** start THE RECORDS **

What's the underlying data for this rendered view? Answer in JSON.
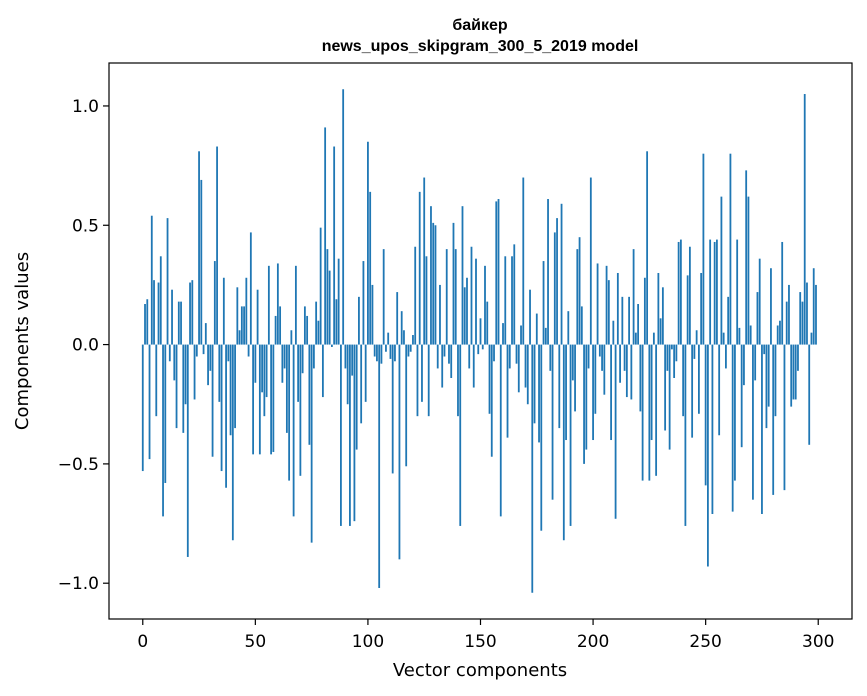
{
  "chart_data": {
    "type": "bar",
    "title": "байкер",
    "subtitle": "news_upos_skipgram_300_5_2019 model",
    "xlabel": "Vector components",
    "ylabel": "Components values",
    "xlim": [
      -15,
      315
    ],
    "ylim": [
      -1.15,
      1.18
    ],
    "xticks": [
      0,
      50,
      100,
      150,
      200,
      250,
      300
    ],
    "xtick_labels": [
      "0",
      "50",
      "100",
      "150",
      "200",
      "250",
      "300"
    ],
    "yticks": [
      -1.0,
      -0.5,
      0.0,
      0.5,
      1.0
    ],
    "ytick_labels": [
      "−1.0",
      "−0.5",
      "0.0",
      "0.5",
      "1.0"
    ],
    "bar_color": "#1f77b4",
    "x": [
      0,
      1,
      2,
      3,
      4,
      5,
      6,
      7,
      8,
      9,
      10,
      11,
      12,
      13,
      14,
      15,
      16,
      17,
      18,
      19,
      20,
      21,
      22,
      23,
      24,
      25,
      26,
      27,
      28,
      29,
      30,
      31,
      32,
      33,
      34,
      35,
      36,
      37,
      38,
      39,
      40,
      41,
      42,
      43,
      44,
      45,
      46,
      47,
      48,
      49,
      50,
      51,
      52,
      53,
      54,
      55,
      56,
      57,
      58,
      59,
      60,
      61,
      62,
      63,
      64,
      65,
      66,
      67,
      68,
      69,
      70,
      71,
      72,
      73,
      74,
      75,
      76,
      77,
      78,
      79,
      80,
      81,
      82,
      83,
      84,
      85,
      86,
      87,
      88,
      89,
      90,
      91,
      92,
      93,
      94,
      95,
      96,
      97,
      98,
      99,
      100,
      101,
      102,
      103,
      104,
      105,
      106,
      107,
      108,
      109,
      110,
      111,
      112,
      113,
      114,
      115,
      116,
      117,
      118,
      119,
      120,
      121,
      122,
      123,
      124,
      125,
      126,
      127,
      128,
      129,
      130,
      131,
      132,
      133,
      134,
      135,
      136,
      137,
      138,
      139,
      140,
      141,
      142,
      143,
      144,
      145,
      146,
      147,
      148,
      149,
      150,
      151,
      152,
      153,
      154,
      155,
      156,
      157,
      158,
      159,
      160,
      161,
      162,
      163,
      164,
      165,
      166,
      167,
      168,
      169,
      170,
      171,
      172,
      173,
      174,
      175,
      176,
      177,
      178,
      179,
      180,
      181,
      182,
      183,
      184,
      185,
      186,
      187,
      188,
      189,
      190,
      191,
      192,
      193,
      194,
      195,
      196,
      197,
      198,
      199,
      200,
      201,
      202,
      203,
      204,
      205,
      206,
      207,
      208,
      209,
      210,
      211,
      212,
      213,
      214,
      215,
      216,
      217,
      218,
      219,
      220,
      221,
      222,
      223,
      224,
      225,
      226,
      227,
      228,
      229,
      230,
      231,
      232,
      233,
      234,
      235,
      236,
      237,
      238,
      239,
      240,
      241,
      242,
      243,
      244,
      245,
      246,
      247,
      248,
      249,
      250,
      251,
      252,
      253,
      254,
      255,
      256,
      257,
      258,
      259,
      260,
      261,
      262,
      263,
      264,
      265,
      266,
      267,
      268,
      269,
      270,
      271,
      272,
      273,
      274,
      275,
      276,
      277,
      278,
      279,
      280,
      281,
      282,
      283,
      284,
      285,
      286,
      287,
      288,
      289,
      290,
      291,
      292,
      293,
      294,
      295,
      296,
      297,
      298,
      299
    ],
    "values": [
      -0.53,
      0.17,
      0.19,
      -0.48,
      0.54,
      0.27,
      -0.3,
      0.26,
      0.37,
      -0.72,
      -0.58,
      0.53,
      -0.07,
      0.23,
      -0.15,
      -0.35,
      0.18,
      0.18,
      -0.37,
      -0.25,
      -0.89,
      0.26,
      0.27,
      -0.23,
      -0.05,
      0.81,
      0.69,
      -0.04,
      0.09,
      -0.17,
      -0.11,
      -0.47,
      0.35,
      0.83,
      -0.24,
      -0.53,
      0.28,
      -0.6,
      -0.07,
      -0.38,
      -0.82,
      -0.35,
      0.24,
      0.06,
      0.16,
      0.16,
      0.28,
      -0.05,
      0.47,
      -0.46,
      -0.16,
      0.23,
      -0.46,
      -0.2,
      -0.3,
      -0.22,
      0.33,
      -0.46,
      -0.45,
      0.12,
      0.34,
      0.16,
      -0.16,
      -0.1,
      -0.37,
      -0.57,
      0.06,
      -0.72,
      0.33,
      -0.24,
      -0.55,
      -0.12,
      0.16,
      0.12,
      -0.42,
      -0.83,
      -0.1,
      0.18,
      0.1,
      0.49,
      -0.22,
      0.91,
      0.4,
      0.31,
      -0.01,
      0.83,
      0.19,
      0.36,
      -0.76,
      1.07,
      -0.1,
      -0.25,
      -0.76,
      -0.13,
      -0.74,
      -0.44,
      0.2,
      -0.33,
      0.35,
      -0.24,
      0.85,
      0.64,
      0.25,
      -0.05,
      -0.07,
      -1.02,
      -0.08,
      0.4,
      -0.03,
      0.05,
      -0.06,
      -0.54,
      -0.07,
      0.22,
      -0.9,
      0.14,
      0.06,
      -0.51,
      -0.05,
      -0.03,
      0.04,
      0.41,
      -0.3,
      0.64,
      -0.24,
      0.7,
      0.37,
      -0.3,
      0.58,
      0.51,
      0.5,
      -0.1,
      0.25,
      -0.18,
      -0.05,
      0.4,
      -0.08,
      -0.14,
      0.51,
      0.4,
      -0.3,
      -0.76,
      0.58,
      0.24,
      0.28,
      -0.1,
      0.41,
      -0.18,
      0.36,
      -0.04,
      0.11,
      -0.02,
      0.33,
      0.18,
      -0.29,
      -0.47,
      -0.07,
      0.6,
      0.61,
      -0.72,
      0.09,
      0.37,
      -0.39,
      -0.1,
      0.37,
      0.42,
      -0.08,
      -0.2,
      0.08,
      0.7,
      -0.18,
      -0.25,
      0.23,
      -1.04,
      -0.33,
      0.13,
      -0.41,
      -0.78,
      0.35,
      0.07,
      0.61,
      -0.11,
      -0.65,
      0.47,
      0.53,
      -0.35,
      0.59,
      -0.82,
      -0.4,
      0.14,
      -0.76,
      -0.15,
      -0.28,
      0.4,
      0.45,
      0.16,
      -0.5,
      -0.44,
      -0.1,
      0.7,
      -0.4,
      -0.29,
      0.34,
      -0.05,
      -0.11,
      -0.21,
      0.33,
      0.27,
      -0.4,
      0.1,
      -0.73,
      0.3,
      -0.16,
      0.2,
      -0.11,
      -0.22,
      0.2,
      -0.23,
      0.4,
      0.05,
      0.17,
      -0.28,
      -0.57,
      0.28,
      0.81,
      -0.57,
      -0.4,
      0.05,
      -0.55,
      0.3,
      0.11,
      0.24,
      -0.36,
      -0.11,
      -0.44,
      -0.02,
      -0.14,
      -0.07,
      0.43,
      0.44,
      -0.3,
      -0.76,
      0.29,
      0.41,
      -0.39,
      -0.06,
      0.06,
      -0.29,
      0.3,
      0.8,
      -0.59,
      -0.93,
      0.44,
      -0.71,
      0.43,
      0.44,
      -0.38,
      0.62,
      0.05,
      -0.1,
      0.2,
      0.8,
      -0.7,
      -0.57,
      0.44,
      0.07,
      -0.43,
      -0.17,
      0.73,
      0.62,
      0.08,
      -0.65,
      -0.15,
      0.22,
      0.36,
      -0.71,
      -0.04,
      -0.35,
      -0.26,
      0.32,
      -0.63,
      -0.3,
      0.08,
      0.1,
      0.43,
      -0.61,
      0.18,
      0.25,
      -0.26,
      -0.23,
      -0.23,
      -0.11,
      0.22,
      0.18,
      1.05,
      0.26,
      -0.42,
      0.05,
      0.32,
      0.25
    ],
    "bar_width": 0.8
  }
}
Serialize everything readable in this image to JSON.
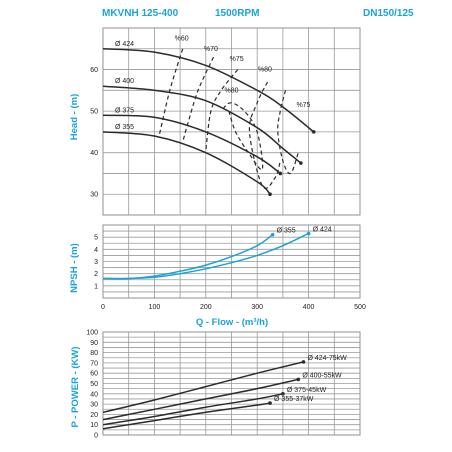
{
  "header": {
    "model": "MKVNH 125-400",
    "speed": "1500RPM",
    "dn": "DN150/125"
  },
  "colors": {
    "accent": "#1aa3d9",
    "curve": "#2b2b2b",
    "npsh": "#1aa3d9"
  },
  "chart_data": [
    {
      "type": "line",
      "ylabel": "Head - (m)",
      "xlim": [
        0,
        500
      ],
      "ylim": [
        25,
        70
      ],
      "y_ticks": [
        "30",
        "40",
        "50",
        "60"
      ],
      "grid": true,
      "series": [
        {
          "name": "Ø 424",
          "x": [
            0,
            100,
            200,
            300,
            350,
            410
          ],
          "y": [
            65,
            64.2,
            61,
            55,
            51,
            45
          ]
        },
        {
          "name": "Ø 400",
          "x": [
            0,
            100,
            200,
            300,
            350,
            385
          ],
          "y": [
            56,
            55,
            52.5,
            46,
            41,
            37.5
          ]
        },
        {
          "name": "Ø 375",
          "x": [
            0,
            100,
            200,
            300,
            345
          ],
          "y": [
            49,
            48.5,
            45,
            39,
            35
          ]
        },
        {
          "name": "Ø 355",
          "x": [
            0,
            100,
            200,
            300,
            325
          ],
          "y": [
            45,
            44,
            40,
            33,
            30
          ]
        }
      ],
      "efficiency_lines": [
        {
          "label": "%60",
          "x": [
            155,
            130,
            110
          ],
          "y": [
            65,
            55,
            44.5
          ]
        },
        {
          "label": "%70",
          "x": [
            215,
            185,
            165,
            155
          ],
          "y": [
            63,
            55,
            47,
            42.5
          ]
        },
        {
          "label": "%75",
          "x": [
            262,
            230,
            210,
            200
          ],
          "y": [
            60,
            55,
            50,
            40.5
          ]
        },
        {
          "label": "%80",
          "x": [
            245,
            258,
            283,
            310,
            300,
            275,
            248,
            230
          ],
          "y": [
            50,
            45,
            40,
            36,
            45,
            50,
            52,
            50
          ]
        },
        {
          "label": "%80",
          "x": [
            320,
            300,
            285,
            310,
            335,
            345
          ],
          "y": [
            57,
            52,
            45,
            32,
            34,
            38
          ]
        },
        {
          "label": "%75",
          "x": [
            355,
            345,
            340,
            350,
            365,
            380
          ],
          "y": [
            55,
            50,
            45,
            38,
            35,
            40
          ]
        }
      ],
      "efficiency_labels": [
        {
          "text": "%60",
          "x": 153,
          "y": 67
        },
        {
          "text": "%70",
          "x": 210,
          "y": 64.5
        },
        {
          "text": "%75",
          "x": 260,
          "y": 62
        },
        {
          "text": "%80",
          "x": 315,
          "y": 59.5
        },
        {
          "text": "%80",
          "x": 250,
          "y": 54.5
        },
        {
          "text": "%75",
          "x": 390,
          "y": 51
        }
      ]
    },
    {
      "type": "line",
      "ylabel": "NPSH - (m)",
      "xlabel": "Q - Flow - (m³/h)",
      "xlim": [
        0,
        500
      ],
      "ylim": [
        0,
        6
      ],
      "x_ticks": [
        "0",
        "100",
        "200",
        "300",
        "400",
        "500"
      ],
      "y_ticks": [
        "1",
        "2",
        "3",
        "4",
        "5"
      ],
      "grid": true,
      "series": [
        {
          "name": "Ø 355",
          "x": [
            0,
            50,
            100,
            150,
            200,
            250,
            300,
            330
          ],
          "y": [
            1.6,
            1.6,
            1.8,
            2.2,
            2.7,
            3.4,
            4.3,
            5.2
          ]
        },
        {
          "name": "Ø 424",
          "x": [
            0,
            50,
            100,
            150,
            200,
            250,
            300,
            350,
            400
          ],
          "y": [
            1.6,
            1.6,
            1.7,
            2.0,
            2.4,
            2.9,
            3.5,
            4.3,
            5.3
          ]
        }
      ]
    },
    {
      "type": "line",
      "ylabel": "P - POWER - (KW)",
      "xlim": [
        0,
        500
      ],
      "ylim": [
        0,
        100
      ],
      "y_ticks": [
        "0",
        "10",
        "20",
        "30",
        "40",
        "50",
        "60",
        "70",
        "80",
        "90",
        "100"
      ],
      "grid": true,
      "series": [
        {
          "name": "Ø 424-75kW",
          "x": [
            0,
            100,
            200,
            300,
            390
          ],
          "y": [
            22,
            34,
            47,
            60,
            71
          ]
        },
        {
          "name": "Ø 400-55kW",
          "x": [
            0,
            100,
            200,
            300,
            380
          ],
          "y": [
            15,
            25,
            35,
            45,
            54
          ]
        },
        {
          "name": "Ø 375-45kW",
          "x": [
            0,
            100,
            200,
            300,
            350
          ],
          "y": [
            10,
            18,
            27,
            35,
            40
          ]
        },
        {
          "name": "Ø 355-37kW",
          "x": [
            0,
            100,
            200,
            300,
            325
          ],
          "y": [
            6,
            14,
            22,
            29,
            31
          ]
        }
      ]
    }
  ]
}
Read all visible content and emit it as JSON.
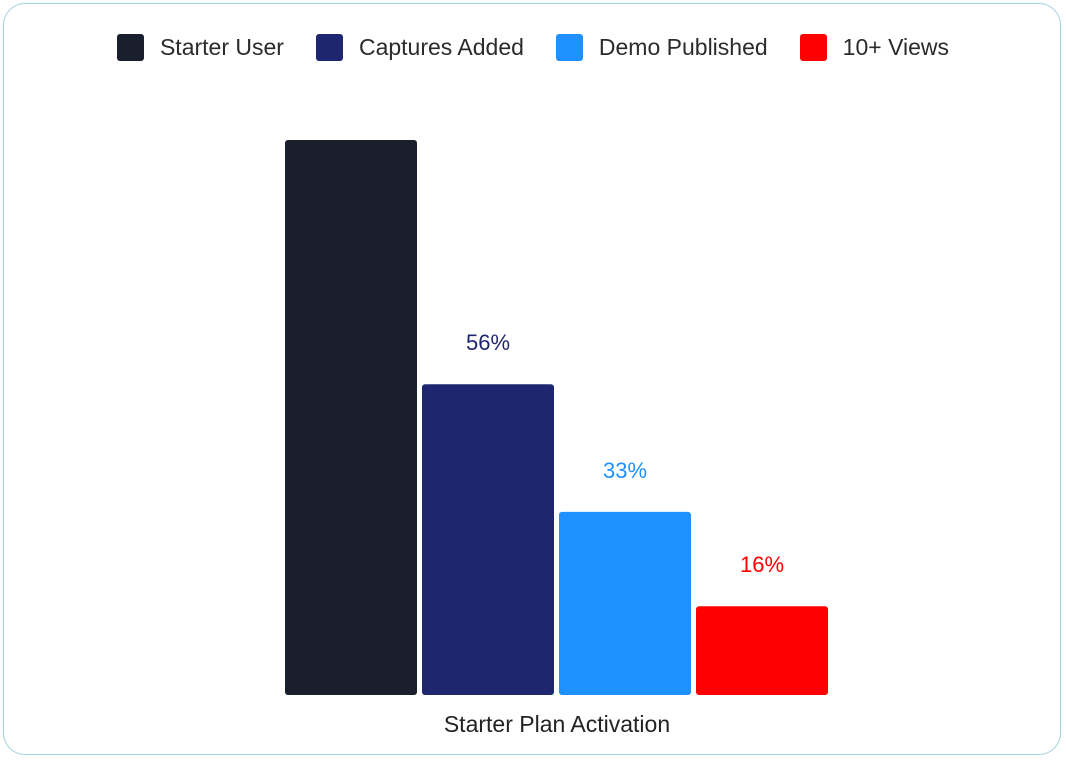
{
  "chart_data": {
    "type": "bar",
    "categories": [
      "Starter Plan Activation"
    ],
    "xlabel": "Starter Plan Activation",
    "ylim": [
      0,
      100
    ],
    "legend_position": "top",
    "grid": false,
    "series": [
      {
        "name": "Starter User",
        "values": [
          100
        ],
        "label": "",
        "color": "#1a1f2e"
      },
      {
        "name": "Captures Added",
        "values": [
          56
        ],
        "label": "56%",
        "color": "#1f2670"
      },
      {
        "name": "Demo Published",
        "values": [
          33
        ],
        "label": "33%",
        "color": "#1e90ff"
      },
      {
        "name": "10+ Views",
        "values": [
          16
        ],
        "label": "16%",
        "color": "#ff0000"
      }
    ]
  }
}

** end THE RECORDS **

YOUR OBJECTIVE ->
Reproduce verbatim, and only, the lines starting at the one that contains "Read all visible content and emit it as JSON." and ending with the final line of the records; leave out the pictures.

SOLUTION FOR THIS PROBLEM ->
Read all visible content and emit it as JSON.
{
  "chart_data": {
    "type": "bar",
    "categories": [
      "Starter Plan Activation"
    ],
    "xlabel": "Starter Plan Activation",
    "ylim": [
      0,
      100
    ],
    "legend_position": "top",
    "grid": false,
    "series": [
      {
        "name": "Starter User",
        "values": [
          100
        ],
        "label": "",
        "color": "#1a1f2e"
      },
      {
        "name": "Captures Added",
        "values": [
          56
        ],
        "label": "56%",
        "color": "#1f2670"
      },
      {
        "name": "Demo Published",
        "values": [
          33
        ],
        "label": "33%",
        "color": "#1e90ff"
      },
      {
        "name": "10+ Views",
        "values": [
          16
        ],
        "label": "16%",
        "color": "#ff0000"
      }
    ]
  }
}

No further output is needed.